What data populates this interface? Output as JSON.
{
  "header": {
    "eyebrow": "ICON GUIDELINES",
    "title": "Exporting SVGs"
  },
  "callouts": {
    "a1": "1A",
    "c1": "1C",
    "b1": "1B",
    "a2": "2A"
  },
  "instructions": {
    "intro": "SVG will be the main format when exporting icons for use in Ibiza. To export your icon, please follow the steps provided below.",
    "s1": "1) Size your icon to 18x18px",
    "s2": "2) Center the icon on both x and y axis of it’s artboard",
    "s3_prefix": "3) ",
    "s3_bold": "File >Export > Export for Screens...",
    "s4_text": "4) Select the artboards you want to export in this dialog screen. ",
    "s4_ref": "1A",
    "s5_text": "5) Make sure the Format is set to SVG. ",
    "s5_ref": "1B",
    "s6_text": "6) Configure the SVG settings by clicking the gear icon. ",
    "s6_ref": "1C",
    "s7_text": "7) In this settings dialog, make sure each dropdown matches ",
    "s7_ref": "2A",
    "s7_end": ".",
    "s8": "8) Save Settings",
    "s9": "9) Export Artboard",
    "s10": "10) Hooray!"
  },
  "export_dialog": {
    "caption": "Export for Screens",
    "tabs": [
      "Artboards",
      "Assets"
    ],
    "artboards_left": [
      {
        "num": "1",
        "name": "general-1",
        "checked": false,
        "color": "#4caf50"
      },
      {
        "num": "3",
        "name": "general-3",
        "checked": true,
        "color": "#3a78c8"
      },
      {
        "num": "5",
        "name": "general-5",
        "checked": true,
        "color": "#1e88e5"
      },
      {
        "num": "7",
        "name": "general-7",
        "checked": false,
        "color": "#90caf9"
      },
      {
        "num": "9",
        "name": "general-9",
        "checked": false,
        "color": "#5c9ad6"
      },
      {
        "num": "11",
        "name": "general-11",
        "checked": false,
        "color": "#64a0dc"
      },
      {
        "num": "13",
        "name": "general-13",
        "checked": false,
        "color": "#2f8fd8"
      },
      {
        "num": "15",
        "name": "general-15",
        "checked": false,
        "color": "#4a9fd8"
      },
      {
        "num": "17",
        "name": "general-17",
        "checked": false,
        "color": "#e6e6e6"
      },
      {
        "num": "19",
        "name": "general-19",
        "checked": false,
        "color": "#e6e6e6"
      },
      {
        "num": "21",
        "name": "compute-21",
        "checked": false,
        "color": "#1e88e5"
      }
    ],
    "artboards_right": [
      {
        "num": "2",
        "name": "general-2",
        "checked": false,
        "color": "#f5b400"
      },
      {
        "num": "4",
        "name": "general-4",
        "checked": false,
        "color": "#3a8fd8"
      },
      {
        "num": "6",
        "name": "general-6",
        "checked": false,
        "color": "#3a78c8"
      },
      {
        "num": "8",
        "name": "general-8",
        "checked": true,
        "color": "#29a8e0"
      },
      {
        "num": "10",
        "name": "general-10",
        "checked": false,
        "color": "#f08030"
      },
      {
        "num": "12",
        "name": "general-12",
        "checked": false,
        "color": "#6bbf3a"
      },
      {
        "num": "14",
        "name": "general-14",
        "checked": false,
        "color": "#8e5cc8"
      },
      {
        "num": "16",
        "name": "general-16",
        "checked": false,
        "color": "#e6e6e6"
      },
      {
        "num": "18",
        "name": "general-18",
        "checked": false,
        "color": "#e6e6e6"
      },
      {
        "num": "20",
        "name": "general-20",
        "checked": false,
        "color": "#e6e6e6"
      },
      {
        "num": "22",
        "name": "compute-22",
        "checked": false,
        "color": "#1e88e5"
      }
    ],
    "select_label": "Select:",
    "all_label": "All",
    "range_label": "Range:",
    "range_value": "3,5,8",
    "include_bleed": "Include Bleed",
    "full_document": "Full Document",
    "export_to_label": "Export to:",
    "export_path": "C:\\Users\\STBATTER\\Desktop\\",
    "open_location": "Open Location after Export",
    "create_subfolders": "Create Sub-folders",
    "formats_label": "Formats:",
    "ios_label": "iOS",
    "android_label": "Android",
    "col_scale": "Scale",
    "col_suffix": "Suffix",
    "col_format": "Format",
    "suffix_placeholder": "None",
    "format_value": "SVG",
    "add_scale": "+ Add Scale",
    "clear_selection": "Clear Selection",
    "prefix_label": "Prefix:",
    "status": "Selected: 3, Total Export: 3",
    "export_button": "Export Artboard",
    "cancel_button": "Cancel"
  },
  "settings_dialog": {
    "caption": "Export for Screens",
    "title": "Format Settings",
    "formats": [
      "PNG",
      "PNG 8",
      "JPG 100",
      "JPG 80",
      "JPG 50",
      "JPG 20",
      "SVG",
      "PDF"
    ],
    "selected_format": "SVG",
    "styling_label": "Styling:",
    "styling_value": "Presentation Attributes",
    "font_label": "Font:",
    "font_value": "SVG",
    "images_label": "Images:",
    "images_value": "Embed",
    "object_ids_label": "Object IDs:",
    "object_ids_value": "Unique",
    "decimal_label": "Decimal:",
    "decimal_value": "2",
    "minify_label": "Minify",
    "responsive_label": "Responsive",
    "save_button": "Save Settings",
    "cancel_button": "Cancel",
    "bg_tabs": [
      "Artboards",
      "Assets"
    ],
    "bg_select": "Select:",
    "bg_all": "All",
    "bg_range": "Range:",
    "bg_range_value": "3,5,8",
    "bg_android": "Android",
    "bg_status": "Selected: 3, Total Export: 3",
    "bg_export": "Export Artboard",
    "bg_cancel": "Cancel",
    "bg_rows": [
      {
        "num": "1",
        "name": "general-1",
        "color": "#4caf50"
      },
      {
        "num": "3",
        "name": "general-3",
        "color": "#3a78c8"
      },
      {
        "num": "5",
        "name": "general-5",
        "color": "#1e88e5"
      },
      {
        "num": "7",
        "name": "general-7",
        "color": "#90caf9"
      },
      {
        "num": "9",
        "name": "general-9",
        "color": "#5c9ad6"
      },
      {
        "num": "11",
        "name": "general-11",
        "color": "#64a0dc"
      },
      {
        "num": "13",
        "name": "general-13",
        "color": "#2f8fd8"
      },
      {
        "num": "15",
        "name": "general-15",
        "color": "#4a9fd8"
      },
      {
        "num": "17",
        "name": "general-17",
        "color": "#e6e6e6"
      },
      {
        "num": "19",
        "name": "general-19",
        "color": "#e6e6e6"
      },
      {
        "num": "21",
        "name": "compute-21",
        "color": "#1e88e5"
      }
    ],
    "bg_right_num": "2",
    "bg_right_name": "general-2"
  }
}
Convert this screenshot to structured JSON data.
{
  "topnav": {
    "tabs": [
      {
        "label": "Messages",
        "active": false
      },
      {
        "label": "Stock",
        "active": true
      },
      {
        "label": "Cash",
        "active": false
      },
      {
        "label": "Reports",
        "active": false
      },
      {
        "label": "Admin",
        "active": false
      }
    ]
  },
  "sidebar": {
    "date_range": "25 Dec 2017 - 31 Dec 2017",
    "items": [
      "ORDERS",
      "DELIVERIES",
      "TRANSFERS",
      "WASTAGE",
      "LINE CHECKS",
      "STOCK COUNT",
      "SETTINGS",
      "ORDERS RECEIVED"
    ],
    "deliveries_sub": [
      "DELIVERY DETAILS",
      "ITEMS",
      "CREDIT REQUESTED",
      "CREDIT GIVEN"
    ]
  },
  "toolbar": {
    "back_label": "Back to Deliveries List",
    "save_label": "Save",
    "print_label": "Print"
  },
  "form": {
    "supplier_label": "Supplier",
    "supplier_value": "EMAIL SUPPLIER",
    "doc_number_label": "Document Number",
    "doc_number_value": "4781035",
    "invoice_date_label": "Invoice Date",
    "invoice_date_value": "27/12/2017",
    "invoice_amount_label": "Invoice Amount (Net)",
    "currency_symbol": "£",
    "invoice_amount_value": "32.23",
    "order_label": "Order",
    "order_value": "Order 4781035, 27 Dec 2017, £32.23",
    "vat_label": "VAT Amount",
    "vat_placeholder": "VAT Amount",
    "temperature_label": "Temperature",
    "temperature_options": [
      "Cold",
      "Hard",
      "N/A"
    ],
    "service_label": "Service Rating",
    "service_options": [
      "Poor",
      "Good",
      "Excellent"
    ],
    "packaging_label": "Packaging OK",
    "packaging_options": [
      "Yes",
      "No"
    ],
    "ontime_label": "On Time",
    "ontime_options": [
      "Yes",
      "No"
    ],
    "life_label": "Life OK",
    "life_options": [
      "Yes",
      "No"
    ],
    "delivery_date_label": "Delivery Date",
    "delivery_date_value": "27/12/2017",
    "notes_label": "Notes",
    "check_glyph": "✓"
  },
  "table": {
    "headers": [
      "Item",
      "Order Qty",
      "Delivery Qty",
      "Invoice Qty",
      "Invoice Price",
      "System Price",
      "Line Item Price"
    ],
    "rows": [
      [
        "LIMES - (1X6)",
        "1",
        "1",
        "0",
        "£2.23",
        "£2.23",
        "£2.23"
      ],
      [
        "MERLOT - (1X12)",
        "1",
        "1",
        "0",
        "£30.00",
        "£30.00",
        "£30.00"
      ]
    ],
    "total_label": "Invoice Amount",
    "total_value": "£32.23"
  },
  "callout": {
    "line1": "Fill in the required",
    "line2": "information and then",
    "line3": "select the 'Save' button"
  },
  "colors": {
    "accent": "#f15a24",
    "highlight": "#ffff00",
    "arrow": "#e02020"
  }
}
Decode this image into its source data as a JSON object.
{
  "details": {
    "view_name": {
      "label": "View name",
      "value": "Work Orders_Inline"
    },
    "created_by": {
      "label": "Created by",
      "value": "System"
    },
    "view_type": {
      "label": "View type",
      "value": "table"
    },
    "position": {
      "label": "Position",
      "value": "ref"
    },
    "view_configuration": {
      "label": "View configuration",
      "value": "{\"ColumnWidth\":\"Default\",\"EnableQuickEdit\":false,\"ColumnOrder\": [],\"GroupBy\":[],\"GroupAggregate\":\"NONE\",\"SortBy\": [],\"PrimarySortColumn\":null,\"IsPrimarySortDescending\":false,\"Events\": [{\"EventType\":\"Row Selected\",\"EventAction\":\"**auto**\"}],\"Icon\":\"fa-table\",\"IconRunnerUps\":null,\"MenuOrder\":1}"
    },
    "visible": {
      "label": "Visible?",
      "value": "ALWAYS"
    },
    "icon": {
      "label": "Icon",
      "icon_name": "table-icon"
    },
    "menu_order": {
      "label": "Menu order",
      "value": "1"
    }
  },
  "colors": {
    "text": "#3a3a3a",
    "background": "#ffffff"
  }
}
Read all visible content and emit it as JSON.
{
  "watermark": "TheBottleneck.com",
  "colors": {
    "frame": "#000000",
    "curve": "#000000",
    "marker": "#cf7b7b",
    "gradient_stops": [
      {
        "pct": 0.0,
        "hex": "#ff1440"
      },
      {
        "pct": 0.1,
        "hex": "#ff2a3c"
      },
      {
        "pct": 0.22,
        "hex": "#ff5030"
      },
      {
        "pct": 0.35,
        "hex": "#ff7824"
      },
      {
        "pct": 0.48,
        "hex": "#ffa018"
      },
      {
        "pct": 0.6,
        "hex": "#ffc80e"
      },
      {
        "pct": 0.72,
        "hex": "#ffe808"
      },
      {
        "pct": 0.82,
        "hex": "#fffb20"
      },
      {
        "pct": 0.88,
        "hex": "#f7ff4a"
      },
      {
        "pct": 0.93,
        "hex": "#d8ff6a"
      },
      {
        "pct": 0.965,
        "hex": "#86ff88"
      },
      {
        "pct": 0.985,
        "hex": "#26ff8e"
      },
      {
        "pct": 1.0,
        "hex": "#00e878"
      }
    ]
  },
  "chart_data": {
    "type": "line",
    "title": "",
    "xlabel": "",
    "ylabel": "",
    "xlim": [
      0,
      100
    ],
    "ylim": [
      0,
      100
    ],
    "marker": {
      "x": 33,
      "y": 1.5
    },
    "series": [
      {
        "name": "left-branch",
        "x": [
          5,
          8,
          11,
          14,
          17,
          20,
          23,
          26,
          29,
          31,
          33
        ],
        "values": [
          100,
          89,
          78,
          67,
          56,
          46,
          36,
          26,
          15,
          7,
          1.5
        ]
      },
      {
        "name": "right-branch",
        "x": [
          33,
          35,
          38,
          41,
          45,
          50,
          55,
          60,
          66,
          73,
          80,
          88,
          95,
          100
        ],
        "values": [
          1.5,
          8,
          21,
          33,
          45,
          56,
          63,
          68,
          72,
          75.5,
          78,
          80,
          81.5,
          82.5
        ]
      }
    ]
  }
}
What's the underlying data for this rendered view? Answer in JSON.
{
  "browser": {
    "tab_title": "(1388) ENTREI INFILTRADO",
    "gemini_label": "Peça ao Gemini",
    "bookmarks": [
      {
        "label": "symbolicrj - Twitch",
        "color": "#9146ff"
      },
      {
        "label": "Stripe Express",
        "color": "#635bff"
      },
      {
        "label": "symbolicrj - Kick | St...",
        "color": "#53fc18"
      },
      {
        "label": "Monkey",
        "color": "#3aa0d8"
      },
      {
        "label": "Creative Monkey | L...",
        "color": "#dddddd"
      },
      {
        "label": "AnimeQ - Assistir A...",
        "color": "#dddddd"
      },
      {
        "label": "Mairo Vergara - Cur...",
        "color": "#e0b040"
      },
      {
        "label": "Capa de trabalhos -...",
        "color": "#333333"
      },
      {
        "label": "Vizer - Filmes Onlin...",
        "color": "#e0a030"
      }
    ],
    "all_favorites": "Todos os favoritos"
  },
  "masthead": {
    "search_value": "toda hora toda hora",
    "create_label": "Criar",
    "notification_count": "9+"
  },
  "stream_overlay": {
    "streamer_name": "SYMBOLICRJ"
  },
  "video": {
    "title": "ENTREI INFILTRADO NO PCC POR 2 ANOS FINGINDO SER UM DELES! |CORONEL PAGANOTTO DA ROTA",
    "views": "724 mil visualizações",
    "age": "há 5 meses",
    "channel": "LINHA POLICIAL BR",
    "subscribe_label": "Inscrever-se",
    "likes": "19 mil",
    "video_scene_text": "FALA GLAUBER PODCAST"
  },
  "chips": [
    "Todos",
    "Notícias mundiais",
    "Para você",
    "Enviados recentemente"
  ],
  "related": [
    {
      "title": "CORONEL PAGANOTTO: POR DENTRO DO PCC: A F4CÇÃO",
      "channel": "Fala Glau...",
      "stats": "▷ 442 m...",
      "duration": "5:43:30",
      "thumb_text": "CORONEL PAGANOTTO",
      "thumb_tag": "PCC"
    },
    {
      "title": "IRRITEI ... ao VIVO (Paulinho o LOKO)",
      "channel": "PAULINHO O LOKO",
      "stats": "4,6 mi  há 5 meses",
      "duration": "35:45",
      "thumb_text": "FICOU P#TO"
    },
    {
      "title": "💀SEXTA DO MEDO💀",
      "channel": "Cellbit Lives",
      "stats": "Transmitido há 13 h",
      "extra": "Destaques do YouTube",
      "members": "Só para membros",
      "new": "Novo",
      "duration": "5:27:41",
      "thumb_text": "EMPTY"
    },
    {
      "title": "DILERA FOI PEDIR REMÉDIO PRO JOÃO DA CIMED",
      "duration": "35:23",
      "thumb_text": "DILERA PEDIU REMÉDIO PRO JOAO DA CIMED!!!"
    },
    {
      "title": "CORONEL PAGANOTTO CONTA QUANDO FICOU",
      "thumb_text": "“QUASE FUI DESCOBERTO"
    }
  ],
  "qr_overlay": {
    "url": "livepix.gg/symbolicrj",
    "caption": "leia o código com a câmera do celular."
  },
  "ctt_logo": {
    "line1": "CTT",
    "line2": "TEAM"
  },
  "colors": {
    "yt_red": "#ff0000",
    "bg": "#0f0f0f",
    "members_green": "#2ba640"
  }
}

**TO BE DONE:** Return only the count of lines in the records that hold the word "PAGANOTTO".

**FINISHED ANSWER:** 4